GIVEN EXERCISE: Every line that includes the word "title" is to be listed.

-- begin --

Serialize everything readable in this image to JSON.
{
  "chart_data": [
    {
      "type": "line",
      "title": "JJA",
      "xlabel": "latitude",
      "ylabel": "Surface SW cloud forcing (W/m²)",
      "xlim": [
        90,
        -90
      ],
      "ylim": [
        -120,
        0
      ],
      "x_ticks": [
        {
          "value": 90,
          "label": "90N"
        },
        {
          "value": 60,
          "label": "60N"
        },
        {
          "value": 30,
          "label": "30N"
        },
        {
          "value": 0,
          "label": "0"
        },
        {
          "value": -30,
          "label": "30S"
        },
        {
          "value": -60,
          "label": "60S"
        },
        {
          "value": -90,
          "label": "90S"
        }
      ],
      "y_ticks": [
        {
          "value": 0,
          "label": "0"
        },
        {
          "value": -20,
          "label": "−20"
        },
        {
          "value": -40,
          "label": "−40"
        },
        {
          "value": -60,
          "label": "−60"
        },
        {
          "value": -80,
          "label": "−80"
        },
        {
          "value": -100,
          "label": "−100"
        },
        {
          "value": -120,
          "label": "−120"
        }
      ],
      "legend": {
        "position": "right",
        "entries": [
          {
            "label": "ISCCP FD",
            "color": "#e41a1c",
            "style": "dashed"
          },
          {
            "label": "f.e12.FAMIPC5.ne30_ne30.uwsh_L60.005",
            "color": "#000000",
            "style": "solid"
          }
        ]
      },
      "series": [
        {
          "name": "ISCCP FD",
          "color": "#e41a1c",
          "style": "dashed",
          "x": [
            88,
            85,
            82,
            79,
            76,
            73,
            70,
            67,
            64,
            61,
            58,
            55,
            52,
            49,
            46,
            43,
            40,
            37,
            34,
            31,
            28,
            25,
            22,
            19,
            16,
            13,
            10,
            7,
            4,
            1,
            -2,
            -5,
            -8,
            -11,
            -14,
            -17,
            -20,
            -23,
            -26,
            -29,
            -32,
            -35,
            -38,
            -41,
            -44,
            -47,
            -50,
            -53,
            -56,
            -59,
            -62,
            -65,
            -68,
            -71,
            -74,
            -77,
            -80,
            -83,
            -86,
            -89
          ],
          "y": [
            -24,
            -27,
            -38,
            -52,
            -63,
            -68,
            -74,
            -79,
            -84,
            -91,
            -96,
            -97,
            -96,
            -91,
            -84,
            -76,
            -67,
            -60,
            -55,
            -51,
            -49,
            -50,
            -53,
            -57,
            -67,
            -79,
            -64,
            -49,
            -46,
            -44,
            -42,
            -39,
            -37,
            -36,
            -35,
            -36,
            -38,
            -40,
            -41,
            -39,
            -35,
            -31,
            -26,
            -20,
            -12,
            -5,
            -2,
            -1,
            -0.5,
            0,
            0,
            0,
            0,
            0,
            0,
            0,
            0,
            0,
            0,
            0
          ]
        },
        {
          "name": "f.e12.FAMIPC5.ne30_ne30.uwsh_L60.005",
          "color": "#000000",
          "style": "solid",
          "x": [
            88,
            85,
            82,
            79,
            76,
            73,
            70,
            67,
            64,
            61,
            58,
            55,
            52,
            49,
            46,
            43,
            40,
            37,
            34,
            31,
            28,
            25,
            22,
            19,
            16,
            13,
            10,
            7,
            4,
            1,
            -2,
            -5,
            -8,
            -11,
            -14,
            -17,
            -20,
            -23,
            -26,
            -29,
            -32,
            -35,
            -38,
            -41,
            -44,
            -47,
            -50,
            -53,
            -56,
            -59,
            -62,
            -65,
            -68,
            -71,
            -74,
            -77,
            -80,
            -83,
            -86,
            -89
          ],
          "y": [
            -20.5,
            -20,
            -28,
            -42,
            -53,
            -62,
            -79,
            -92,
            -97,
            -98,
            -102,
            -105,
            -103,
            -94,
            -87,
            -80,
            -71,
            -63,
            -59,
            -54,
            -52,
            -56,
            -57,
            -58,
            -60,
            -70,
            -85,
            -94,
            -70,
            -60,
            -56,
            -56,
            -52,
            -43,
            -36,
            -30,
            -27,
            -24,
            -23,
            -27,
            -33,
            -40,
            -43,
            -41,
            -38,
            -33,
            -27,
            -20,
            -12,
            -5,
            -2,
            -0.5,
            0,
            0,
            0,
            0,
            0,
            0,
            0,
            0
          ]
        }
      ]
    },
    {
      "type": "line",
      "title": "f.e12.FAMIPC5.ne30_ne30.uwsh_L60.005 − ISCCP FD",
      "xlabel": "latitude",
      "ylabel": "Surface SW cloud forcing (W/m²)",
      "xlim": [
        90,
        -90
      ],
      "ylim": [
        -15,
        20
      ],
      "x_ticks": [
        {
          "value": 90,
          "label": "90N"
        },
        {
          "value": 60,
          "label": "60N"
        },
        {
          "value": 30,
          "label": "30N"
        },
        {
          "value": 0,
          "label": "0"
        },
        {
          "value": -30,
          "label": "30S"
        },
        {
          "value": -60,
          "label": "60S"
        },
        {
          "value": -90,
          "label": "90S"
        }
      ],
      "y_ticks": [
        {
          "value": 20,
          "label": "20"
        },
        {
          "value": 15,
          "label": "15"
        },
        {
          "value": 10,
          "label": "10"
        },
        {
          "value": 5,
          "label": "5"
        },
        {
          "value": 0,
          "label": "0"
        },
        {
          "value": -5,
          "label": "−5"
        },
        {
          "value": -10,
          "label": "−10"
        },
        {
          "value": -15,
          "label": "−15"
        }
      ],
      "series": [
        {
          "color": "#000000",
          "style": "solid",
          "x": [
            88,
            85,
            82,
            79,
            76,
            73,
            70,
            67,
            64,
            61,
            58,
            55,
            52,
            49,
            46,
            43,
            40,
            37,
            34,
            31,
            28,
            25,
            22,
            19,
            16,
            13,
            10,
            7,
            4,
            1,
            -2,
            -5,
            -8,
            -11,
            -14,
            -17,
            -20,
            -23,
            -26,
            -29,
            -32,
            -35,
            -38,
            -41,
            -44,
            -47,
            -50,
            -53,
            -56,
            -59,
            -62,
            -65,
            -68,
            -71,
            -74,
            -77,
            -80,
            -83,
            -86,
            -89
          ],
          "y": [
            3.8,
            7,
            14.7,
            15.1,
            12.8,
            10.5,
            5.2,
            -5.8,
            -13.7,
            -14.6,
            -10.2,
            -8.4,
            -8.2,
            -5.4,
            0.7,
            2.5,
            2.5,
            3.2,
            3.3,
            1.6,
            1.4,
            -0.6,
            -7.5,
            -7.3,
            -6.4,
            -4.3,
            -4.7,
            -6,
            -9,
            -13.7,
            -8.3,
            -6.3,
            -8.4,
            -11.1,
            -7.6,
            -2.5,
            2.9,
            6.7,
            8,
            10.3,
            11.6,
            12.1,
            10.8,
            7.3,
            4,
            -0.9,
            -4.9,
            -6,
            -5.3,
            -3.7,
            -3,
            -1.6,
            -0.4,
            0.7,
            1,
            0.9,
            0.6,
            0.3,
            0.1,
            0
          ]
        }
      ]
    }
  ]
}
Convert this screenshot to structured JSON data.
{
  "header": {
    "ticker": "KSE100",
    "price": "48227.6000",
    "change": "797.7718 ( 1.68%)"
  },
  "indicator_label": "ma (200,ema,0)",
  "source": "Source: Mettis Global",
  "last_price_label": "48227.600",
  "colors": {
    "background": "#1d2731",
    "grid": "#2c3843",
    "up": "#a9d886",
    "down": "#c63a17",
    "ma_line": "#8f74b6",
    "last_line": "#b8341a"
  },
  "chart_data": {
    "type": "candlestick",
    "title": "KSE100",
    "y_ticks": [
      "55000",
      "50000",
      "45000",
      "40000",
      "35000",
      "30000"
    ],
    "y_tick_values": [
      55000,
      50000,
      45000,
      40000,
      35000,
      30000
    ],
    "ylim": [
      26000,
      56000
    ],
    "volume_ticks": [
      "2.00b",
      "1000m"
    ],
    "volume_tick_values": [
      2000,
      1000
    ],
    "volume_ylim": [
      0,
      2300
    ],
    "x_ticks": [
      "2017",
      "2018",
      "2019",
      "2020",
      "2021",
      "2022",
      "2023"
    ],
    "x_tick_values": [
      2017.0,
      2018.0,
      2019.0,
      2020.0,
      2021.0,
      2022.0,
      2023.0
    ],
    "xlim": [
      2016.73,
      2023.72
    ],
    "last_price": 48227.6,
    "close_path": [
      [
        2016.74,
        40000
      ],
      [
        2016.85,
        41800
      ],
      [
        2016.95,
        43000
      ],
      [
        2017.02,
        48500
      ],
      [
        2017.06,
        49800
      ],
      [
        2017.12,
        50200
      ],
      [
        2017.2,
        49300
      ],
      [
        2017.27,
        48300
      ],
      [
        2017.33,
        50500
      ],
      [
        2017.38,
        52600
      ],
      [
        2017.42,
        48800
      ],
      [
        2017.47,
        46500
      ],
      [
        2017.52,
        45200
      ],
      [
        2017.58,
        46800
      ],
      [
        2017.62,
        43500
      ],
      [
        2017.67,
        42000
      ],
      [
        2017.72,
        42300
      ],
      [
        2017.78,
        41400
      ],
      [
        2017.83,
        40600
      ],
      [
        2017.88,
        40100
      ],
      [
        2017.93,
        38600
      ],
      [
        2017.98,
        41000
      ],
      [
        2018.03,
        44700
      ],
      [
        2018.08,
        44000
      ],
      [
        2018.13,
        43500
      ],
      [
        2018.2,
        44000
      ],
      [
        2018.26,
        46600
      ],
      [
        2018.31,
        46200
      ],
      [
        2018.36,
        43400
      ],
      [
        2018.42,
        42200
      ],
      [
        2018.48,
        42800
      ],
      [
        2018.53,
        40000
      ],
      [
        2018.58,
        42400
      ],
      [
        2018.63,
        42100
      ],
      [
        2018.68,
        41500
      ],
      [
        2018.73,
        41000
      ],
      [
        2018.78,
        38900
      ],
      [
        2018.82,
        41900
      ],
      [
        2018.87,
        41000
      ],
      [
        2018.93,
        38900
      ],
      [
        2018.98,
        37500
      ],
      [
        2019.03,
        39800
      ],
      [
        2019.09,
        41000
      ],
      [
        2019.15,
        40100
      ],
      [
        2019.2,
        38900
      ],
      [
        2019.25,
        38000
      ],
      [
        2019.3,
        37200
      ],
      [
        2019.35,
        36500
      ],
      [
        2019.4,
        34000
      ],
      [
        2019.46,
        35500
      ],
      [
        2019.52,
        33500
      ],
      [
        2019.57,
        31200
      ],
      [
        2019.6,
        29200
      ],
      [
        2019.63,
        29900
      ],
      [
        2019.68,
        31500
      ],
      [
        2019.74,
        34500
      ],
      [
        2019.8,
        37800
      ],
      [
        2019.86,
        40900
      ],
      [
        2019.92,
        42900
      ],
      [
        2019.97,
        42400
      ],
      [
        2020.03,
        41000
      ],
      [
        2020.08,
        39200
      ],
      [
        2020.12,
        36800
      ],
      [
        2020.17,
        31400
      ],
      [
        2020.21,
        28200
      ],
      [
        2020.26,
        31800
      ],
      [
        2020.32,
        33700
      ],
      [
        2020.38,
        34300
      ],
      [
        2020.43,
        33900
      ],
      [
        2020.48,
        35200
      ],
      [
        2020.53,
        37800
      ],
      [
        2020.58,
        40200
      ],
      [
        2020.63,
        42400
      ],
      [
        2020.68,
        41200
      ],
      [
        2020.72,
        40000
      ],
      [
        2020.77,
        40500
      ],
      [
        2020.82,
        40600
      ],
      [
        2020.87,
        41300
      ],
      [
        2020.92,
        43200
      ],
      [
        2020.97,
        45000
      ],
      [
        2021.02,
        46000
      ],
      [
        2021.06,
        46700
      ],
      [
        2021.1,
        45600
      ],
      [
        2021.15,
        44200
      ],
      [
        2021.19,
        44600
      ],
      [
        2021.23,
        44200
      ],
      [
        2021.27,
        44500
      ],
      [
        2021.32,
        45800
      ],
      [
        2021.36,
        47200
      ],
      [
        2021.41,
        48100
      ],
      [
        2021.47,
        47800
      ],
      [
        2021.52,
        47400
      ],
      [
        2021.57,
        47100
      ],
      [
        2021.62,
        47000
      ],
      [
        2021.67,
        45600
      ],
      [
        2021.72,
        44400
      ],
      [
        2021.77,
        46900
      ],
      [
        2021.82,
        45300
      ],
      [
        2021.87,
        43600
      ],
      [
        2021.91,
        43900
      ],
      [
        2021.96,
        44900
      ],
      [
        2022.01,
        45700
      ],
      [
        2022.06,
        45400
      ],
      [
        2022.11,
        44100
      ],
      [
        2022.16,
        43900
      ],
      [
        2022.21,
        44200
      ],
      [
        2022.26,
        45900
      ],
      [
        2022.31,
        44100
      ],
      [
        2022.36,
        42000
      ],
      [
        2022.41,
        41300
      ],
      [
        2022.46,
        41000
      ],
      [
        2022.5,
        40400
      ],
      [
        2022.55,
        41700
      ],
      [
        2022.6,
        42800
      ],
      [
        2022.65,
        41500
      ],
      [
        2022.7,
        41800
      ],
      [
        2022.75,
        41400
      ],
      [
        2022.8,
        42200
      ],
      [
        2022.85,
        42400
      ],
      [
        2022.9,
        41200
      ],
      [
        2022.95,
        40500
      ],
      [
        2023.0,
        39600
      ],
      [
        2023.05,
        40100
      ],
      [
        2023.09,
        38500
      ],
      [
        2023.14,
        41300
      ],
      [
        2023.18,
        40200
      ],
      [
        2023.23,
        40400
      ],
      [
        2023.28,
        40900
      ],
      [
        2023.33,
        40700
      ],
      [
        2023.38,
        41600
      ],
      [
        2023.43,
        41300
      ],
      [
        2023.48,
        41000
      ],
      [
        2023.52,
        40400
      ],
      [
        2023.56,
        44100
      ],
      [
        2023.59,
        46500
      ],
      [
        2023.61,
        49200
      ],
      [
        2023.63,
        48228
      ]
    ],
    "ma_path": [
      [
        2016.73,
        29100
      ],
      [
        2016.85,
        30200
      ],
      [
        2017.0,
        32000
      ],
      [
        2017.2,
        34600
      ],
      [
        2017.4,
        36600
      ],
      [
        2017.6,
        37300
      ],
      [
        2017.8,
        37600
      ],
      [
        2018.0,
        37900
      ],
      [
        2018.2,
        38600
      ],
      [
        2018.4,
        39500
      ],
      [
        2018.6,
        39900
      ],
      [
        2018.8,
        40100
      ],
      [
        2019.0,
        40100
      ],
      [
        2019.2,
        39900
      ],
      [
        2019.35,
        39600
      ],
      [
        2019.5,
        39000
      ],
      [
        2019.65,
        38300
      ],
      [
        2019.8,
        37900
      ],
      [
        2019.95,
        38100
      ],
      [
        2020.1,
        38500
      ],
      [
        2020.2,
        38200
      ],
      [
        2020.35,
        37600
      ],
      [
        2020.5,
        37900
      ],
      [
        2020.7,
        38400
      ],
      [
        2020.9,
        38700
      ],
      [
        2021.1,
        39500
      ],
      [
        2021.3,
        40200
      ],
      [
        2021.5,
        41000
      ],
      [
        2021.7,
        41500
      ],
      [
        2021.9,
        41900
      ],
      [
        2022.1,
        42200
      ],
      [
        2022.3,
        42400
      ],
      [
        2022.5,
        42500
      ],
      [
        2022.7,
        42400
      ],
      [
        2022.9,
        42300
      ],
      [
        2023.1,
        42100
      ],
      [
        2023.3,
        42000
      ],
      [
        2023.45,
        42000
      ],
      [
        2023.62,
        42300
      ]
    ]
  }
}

-- end --

ANSWER TO THE EXERCISE:
      "title": "JJA",
      "title": "f.e12.FAMIPC5.ne30_ne30.uwsh_L60.005 − ISCCP FD",
    "title": "KSE100",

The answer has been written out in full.